• _DIRECTIONS FOR THIS TASK_:
Rewrite the data below with every occurrence of "American Megatrends" changed to "AMI", leaving everything else unchanged.

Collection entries
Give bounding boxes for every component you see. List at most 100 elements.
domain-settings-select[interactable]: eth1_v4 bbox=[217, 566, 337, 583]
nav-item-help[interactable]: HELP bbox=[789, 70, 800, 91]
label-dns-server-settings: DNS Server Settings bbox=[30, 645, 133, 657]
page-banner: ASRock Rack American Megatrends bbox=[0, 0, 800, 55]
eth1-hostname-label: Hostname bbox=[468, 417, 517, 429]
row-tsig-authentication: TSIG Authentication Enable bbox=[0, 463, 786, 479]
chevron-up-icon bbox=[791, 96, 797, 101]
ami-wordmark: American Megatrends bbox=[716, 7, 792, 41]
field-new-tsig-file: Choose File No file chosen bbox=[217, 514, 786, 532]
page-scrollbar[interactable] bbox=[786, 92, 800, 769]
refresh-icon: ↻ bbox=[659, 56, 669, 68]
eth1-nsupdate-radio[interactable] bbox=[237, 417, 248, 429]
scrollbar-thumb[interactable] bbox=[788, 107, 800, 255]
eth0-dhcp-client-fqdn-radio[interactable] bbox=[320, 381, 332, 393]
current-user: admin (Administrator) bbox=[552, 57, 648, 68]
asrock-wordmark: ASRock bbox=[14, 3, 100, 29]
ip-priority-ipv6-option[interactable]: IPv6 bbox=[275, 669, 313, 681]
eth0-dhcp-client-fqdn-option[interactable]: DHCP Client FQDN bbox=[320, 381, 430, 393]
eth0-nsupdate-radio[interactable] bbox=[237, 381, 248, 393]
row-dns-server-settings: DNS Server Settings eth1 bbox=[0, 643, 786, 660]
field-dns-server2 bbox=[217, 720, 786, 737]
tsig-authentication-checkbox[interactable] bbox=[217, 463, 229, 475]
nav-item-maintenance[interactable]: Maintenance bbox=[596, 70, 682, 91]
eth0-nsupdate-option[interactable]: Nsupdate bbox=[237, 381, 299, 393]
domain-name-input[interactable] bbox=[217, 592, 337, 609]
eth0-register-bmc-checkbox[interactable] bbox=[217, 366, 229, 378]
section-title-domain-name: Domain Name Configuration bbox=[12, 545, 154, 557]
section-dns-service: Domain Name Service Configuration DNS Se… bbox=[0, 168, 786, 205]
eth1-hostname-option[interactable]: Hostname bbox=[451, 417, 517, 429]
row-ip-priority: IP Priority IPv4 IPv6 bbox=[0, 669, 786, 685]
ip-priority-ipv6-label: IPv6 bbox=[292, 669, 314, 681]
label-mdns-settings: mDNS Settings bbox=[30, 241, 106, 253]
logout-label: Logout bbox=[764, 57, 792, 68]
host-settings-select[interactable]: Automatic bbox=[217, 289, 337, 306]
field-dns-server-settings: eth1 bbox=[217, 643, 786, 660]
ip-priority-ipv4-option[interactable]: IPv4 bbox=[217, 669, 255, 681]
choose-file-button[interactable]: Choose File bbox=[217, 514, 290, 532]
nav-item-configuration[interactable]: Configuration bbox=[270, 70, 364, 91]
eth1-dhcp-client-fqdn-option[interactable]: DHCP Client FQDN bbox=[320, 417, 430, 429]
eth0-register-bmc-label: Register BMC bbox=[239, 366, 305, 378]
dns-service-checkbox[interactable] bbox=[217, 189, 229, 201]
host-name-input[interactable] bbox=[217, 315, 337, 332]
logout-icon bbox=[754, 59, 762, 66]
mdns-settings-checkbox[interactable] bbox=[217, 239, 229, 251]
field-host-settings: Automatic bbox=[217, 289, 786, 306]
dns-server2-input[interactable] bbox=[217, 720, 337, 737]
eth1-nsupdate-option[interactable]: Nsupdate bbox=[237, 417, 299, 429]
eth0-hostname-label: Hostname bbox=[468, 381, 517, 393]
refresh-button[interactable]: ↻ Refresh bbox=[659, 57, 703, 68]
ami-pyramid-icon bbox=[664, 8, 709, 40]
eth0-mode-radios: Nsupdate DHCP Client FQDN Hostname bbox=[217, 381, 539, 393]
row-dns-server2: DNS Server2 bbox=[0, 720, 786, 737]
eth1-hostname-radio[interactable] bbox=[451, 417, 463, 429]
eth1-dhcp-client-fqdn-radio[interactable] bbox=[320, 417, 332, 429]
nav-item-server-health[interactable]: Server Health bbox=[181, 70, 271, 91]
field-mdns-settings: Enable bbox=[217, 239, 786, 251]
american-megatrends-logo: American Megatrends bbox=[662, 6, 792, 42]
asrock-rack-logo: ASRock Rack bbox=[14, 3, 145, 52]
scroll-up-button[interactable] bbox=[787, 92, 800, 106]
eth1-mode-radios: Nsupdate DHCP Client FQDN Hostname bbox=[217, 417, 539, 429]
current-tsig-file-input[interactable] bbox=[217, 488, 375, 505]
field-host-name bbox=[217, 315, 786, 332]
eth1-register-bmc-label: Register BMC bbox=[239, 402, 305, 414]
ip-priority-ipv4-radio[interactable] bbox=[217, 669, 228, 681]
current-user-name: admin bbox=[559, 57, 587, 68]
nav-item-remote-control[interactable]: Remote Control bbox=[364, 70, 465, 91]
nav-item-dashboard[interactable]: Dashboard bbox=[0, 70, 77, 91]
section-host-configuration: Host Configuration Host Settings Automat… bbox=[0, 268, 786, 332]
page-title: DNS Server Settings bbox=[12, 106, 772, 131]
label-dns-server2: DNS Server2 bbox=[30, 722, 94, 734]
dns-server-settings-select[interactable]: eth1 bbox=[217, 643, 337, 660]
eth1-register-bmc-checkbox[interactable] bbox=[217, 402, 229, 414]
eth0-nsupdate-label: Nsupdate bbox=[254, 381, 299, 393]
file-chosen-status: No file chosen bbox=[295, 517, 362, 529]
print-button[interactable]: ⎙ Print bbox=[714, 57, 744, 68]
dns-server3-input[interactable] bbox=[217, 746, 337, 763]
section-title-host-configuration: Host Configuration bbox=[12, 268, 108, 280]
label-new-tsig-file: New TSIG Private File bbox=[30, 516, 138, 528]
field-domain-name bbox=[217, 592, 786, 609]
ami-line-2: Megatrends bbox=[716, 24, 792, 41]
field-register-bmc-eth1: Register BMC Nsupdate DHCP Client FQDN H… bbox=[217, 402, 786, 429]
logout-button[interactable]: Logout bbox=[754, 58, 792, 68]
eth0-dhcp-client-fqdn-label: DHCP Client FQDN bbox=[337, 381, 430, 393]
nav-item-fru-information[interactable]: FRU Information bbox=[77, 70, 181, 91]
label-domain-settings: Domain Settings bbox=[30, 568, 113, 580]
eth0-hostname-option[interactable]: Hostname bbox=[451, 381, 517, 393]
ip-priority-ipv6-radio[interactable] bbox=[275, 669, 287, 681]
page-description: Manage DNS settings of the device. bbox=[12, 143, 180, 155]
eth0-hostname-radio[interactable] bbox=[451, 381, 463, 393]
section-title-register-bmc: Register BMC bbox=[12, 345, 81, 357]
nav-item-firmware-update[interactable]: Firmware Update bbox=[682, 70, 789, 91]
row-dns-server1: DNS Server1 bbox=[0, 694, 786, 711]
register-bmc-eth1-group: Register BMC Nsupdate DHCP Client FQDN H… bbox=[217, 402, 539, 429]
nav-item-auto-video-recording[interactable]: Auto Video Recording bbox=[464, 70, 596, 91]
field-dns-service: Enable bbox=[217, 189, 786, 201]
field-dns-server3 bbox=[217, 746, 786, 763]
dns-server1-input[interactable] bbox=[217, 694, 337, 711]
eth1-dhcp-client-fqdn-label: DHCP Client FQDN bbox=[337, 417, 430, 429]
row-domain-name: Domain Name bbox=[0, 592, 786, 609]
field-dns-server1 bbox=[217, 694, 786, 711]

• _ANSWER BELOW_:
Give bounding boxes for every component you see. List at most 100 elements.
domain-settings-select[interactable]: eth1_v4 bbox=[217, 566, 337, 583]
nav-item-help[interactable]: HELP bbox=[789, 70, 800, 91]
label-dns-server-settings: DNS Server Settings bbox=[30, 645, 133, 657]
page-banner: ASRock Rack AMI bbox=[0, 0, 800, 55]
eth1-hostname-label: Hostname bbox=[468, 417, 517, 429]
row-tsig-authentication: TSIG Authentication Enable bbox=[0, 463, 786, 479]
chevron-up-icon bbox=[791, 96, 797, 101]
ami-wordmark: AMI bbox=[716, 7, 792, 41]
field-new-tsig-file: Choose File No file chosen bbox=[217, 514, 786, 532]
page-scrollbar[interactable] bbox=[786, 92, 800, 769]
refresh-icon: ↻ bbox=[659, 56, 669, 68]
eth1-nsupdate-radio[interactable] bbox=[237, 417, 248, 429]
scrollbar-thumb[interactable] bbox=[788, 107, 800, 255]
eth0-dhcp-client-fqdn-radio[interactable] bbox=[320, 381, 332, 393]
current-user: admin (Administrator) bbox=[552, 57, 648, 68]
asrock-wordmark: ASRock bbox=[14, 3, 100, 29]
ip-priority-ipv6-option[interactable]: IPv6 bbox=[275, 669, 313, 681]
eth0-dhcp-client-fqdn-option[interactable]: DHCP Client FQDN bbox=[320, 381, 430, 393]
eth0-nsupdate-radio[interactable] bbox=[237, 381, 248, 393]
row-dns-server-settings: DNS Server Settings eth1 bbox=[0, 643, 786, 660]
field-dns-server2 bbox=[217, 720, 786, 737]
tsig-authentication-checkbox[interactable] bbox=[217, 463, 229, 475]
nav-item-maintenance[interactable]: Maintenance bbox=[596, 70, 682, 91]
eth0-nsupdate-option[interactable]: Nsupdate bbox=[237, 381, 299, 393]
domain-name-input[interactable] bbox=[217, 592, 337, 609]
eth0-register-bmc-checkbox[interactable] bbox=[217, 366, 229, 378]
section-title-domain-name: Domain Name Configuration bbox=[12, 545, 154, 557]
section-dns-service: Domain Name Service Configuration DNS Se… bbox=[0, 168, 786, 205]
eth1-hostname-option[interactable]: Hostname bbox=[451, 417, 517, 429]
row-ip-priority: IP Priority IPv4 IPv6 bbox=[0, 669, 786, 685]
ip-priority-ipv6-label: IPv6 bbox=[292, 669, 314, 681]
label-mdns-settings: mDNS Settings bbox=[30, 241, 106, 253]
logout-label: Logout bbox=[764, 57, 792, 68]
host-settings-select[interactable]: Automatic bbox=[217, 289, 337, 306]
field-dns-server-settings: eth1 bbox=[217, 643, 786, 660]
ip-priority-ipv4-option[interactable]: IPv4 bbox=[217, 669, 255, 681]
choose-file-button[interactable]: Choose File bbox=[217, 514, 290, 532]
nav-item-configuration[interactable]: Configuration bbox=[270, 70, 364, 91]
eth1-dhcp-client-fqdn-option[interactable]: DHCP Client FQDN bbox=[320, 417, 430, 429]
eth0-register-bmc-label: Register BMC bbox=[239, 366, 305, 378]
dns-service-checkbox[interactable] bbox=[217, 189, 229, 201]
host-name-input[interactable] bbox=[217, 315, 337, 332]
logout-icon bbox=[754, 59, 762, 66]
mdns-settings-checkbox[interactable] bbox=[217, 239, 229, 251]
field-host-settings: Automatic bbox=[217, 289, 786, 306]
dns-server2-input[interactable] bbox=[217, 720, 337, 737]
eth1-nsupdate-option[interactable]: Nsupdate bbox=[237, 417, 299, 429]
eth0-hostname-label: Hostname bbox=[468, 381, 517, 393]
refresh-button[interactable]: ↻ Refresh bbox=[659, 57, 703, 68]
ami-pyramid-icon bbox=[664, 8, 709, 40]
eth0-mode-radios: Nsupdate DHCP Client FQDN Hostname bbox=[217, 381, 539, 393]
row-dns-server2: DNS Server2 bbox=[0, 720, 786, 737]
eth1-hostname-radio[interactable] bbox=[451, 417, 463, 429]
eth1-dhcp-client-fqdn-radio[interactable] bbox=[320, 417, 332, 429]
nav-item-server-health[interactable]: Server Health bbox=[181, 70, 271, 91]
field-mdns-settings: Enable bbox=[217, 239, 786, 251]
american-megatrends-logo: AMI bbox=[662, 6, 792, 42]
asrock-rack-logo: ASRock Rack bbox=[14, 3, 145, 52]
scroll-up-button[interactable] bbox=[787, 92, 800, 106]
eth1-mode-radios: Nsupdate DHCP Client FQDN Hostname bbox=[217, 417, 539, 429]
current-tsig-file-input[interactable] bbox=[217, 488, 375, 505]
field-host-name bbox=[217, 315, 786, 332]
eth1-register-bmc-label: Register BMC bbox=[239, 402, 305, 414]
ip-priority-ipv4-radio[interactable] bbox=[217, 669, 228, 681]
current-user-name: admin bbox=[559, 57, 587, 68]
nav-item-remote-control[interactable]: Remote Control bbox=[364, 70, 465, 91]
nav-item-dashboard[interactable]: Dashboard bbox=[0, 70, 77, 91]
section-host-configuration: Host Configuration Host Settings Automat… bbox=[0, 268, 786, 332]
page-title: DNS Server Settings bbox=[12, 106, 772, 131]
label-dns-server2: DNS Server2 bbox=[30, 722, 94, 734]
dns-server-settings-select[interactable]: eth1 bbox=[217, 643, 337, 660]
eth1-register-bmc-checkbox[interactable] bbox=[217, 402, 229, 414]
eth0-nsupdate-label: Nsupdate bbox=[254, 381, 299, 393]
file-chosen-status: No file chosen bbox=[295, 517, 362, 529]
print-button[interactable]: ⎙ Print bbox=[714, 57, 744, 68]
dns-server3-input[interactable] bbox=[217, 746, 337, 763]
section-title-host-configuration: Host Configuration bbox=[12, 268, 108, 280]
label-new-tsig-file: New TSIG Private File bbox=[30, 516, 138, 528]
field-domain-name bbox=[217, 592, 786, 609]
ami-line-2: Megatrends bbox=[716, 24, 792, 41]
field-register-bmc-eth1: Register BMC Nsupdate DHCP Client FQDN H… bbox=[217, 402, 786, 429]
logout-button[interactable]: Logout bbox=[754, 58, 792, 68]
eth0-dhcp-client-fqdn-label: DHCP Client FQDN bbox=[337, 381, 430, 393]
nav-item-fru-information[interactable]: FRU Information bbox=[77, 70, 181, 91]
label-domain-settings: Domain Settings bbox=[30, 568, 113, 580]
eth0-hostname-option[interactable]: Hostname bbox=[451, 381, 517, 393]
ip-priority-ipv6-radio[interactable] bbox=[275, 669, 287, 681]
page-description: Manage DNS settings of the device. bbox=[12, 143, 180, 155]
eth0-hostname-radio[interactable] bbox=[451, 381, 463, 393]
section-title-register-bmc: Register BMC bbox=[12, 345, 81, 357]
nav-item-firmware-update[interactable]: Firmware Update bbox=[682, 70, 789, 91]
row-dns-server1: DNS Server1 bbox=[0, 694, 786, 711]
register-bmc-eth1-group: Register BMC Nsupdate DHCP Client FQDN H… bbox=[217, 402, 539, 429]
nav-item-auto-video-recording[interactable]: Auto Video Recording bbox=[464, 70, 596, 91]
field-dns-service: Enable bbox=[217, 189, 786, 201]
field-dns-server3 bbox=[217, 746, 786, 763]
dns-server1-input[interactable] bbox=[217, 694, 337, 711]
eth1-dhcp-client-fqdn-label: DHCP Client FQDN bbox=[337, 417, 430, 429]
row-domain-name: Domain Name bbox=[0, 592, 786, 609]
field-dns-server1 bbox=[217, 694, 786, 711]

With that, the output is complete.